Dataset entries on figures
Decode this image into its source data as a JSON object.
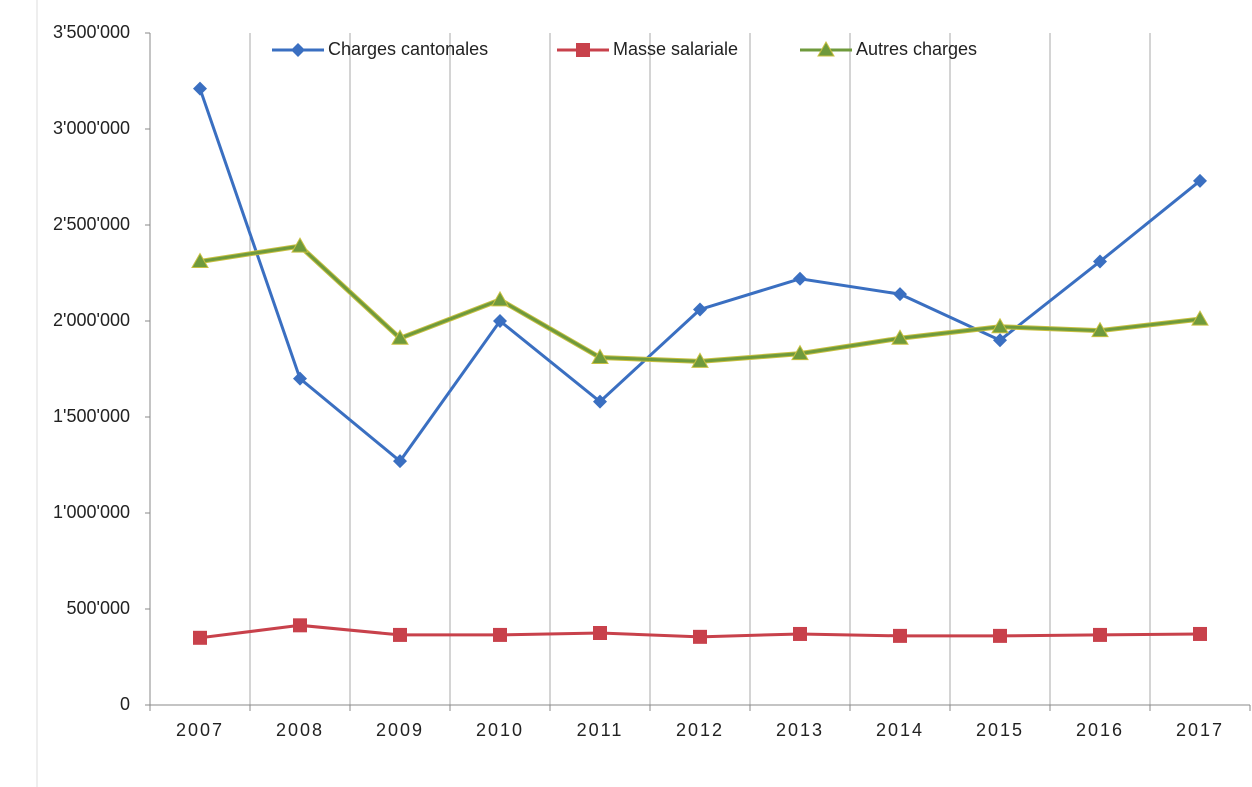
{
  "chart_data": {
    "type": "line",
    "categories": [
      "2007",
      "2008",
      "2009",
      "2010",
      "2011",
      "2012",
      "2013",
      "2014",
      "2015",
      "2016",
      "2017"
    ],
    "series": [
      {
        "name": "Charges cantonales",
        "color": "#3a6fc1",
        "marker": "diamond",
        "values": [
          3210000,
          1700000,
          1270000,
          2000000,
          1580000,
          2060000,
          2220000,
          2140000,
          1900000,
          2310000,
          2730000
        ]
      },
      {
        "name": "Masse salariale",
        "color": "#c8414b",
        "marker": "square",
        "values": [
          350000,
          415000,
          365000,
          365000,
          375000,
          355000,
          370000,
          360000,
          360000,
          365000,
          370000
        ]
      },
      {
        "name": "Autres charges",
        "color": "#6f9a3c",
        "marker": "triangle",
        "values": [
          2310000,
          2390000,
          1910000,
          2110000,
          1810000,
          1790000,
          1830000,
          1910000,
          1970000,
          1950000,
          2010000
        ]
      }
    ],
    "ylim": [
      0,
      3500000
    ],
    "yticks": [
      0,
      {
        "value": 500000,
        "label": "500'000"
      },
      {
        "value": 1000000,
        "label": "1'000'000"
      },
      {
        "value": 1500000,
        "label": "1'500'000"
      },
      {
        "value": 2000000,
        "label": "2'000'000"
      },
      {
        "value": 2500000,
        "label": "2'500'000"
      },
      {
        "value": 3000000,
        "label": "3'000'000"
      },
      {
        "value": 3500000,
        "label": "3'500'000"
      }
    ],
    "legend": "top"
  }
}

Task statement
Reproduce all of the data exactly; the pictures do not belong in the copy.

Exercise response
Decode this image into its source data as a JSON object.
{
  "chart_data": {
    "type": "line",
    "categories": [
      "2007",
      "2008",
      "2009",
      "2010",
      "2011",
      "2012",
      "2013",
      "2014",
      "2015",
      "2016",
      "2017"
    ],
    "series": [
      {
        "name": "Charges cantonales",
        "color": "#3a6fc1",
        "marker": "diamond",
        "values": [
          3210000,
          1700000,
          1270000,
          2000000,
          1580000,
          2060000,
          2220000,
          2140000,
          1900000,
          2310000,
          2730000
        ]
      },
      {
        "name": "Masse salariale",
        "color": "#c8414b",
        "marker": "square",
        "values": [
          350000,
          415000,
          365000,
          365000,
          375000,
          355000,
          370000,
          360000,
          360000,
          365000,
          370000
        ]
      },
      {
        "name": "Autres charges",
        "color": "#6f9a3c",
        "marker": "triangle",
        "values": [
          2310000,
          2390000,
          1910000,
          2110000,
          1810000,
          1790000,
          1830000,
          1910000,
          1970000,
          1950000,
          2010000
        ]
      }
    ],
    "ylim": [
      0,
      3500000
    ],
    "yticks": [
      0,
      {
        "value": 500000,
        "label": "500'000"
      },
      {
        "value": 1000000,
        "label": "1'000'000"
      },
      {
        "value": 1500000,
        "label": "1'500'000"
      },
      {
        "value": 2000000,
        "label": "2'000'000"
      },
      {
        "value": 2500000,
        "label": "2'500'000"
      },
      {
        "value": 3000000,
        "label": "3'000'000"
      },
      {
        "value": 3500000,
        "label": "3'500'000"
      }
    ],
    "legend": "top"
  }
}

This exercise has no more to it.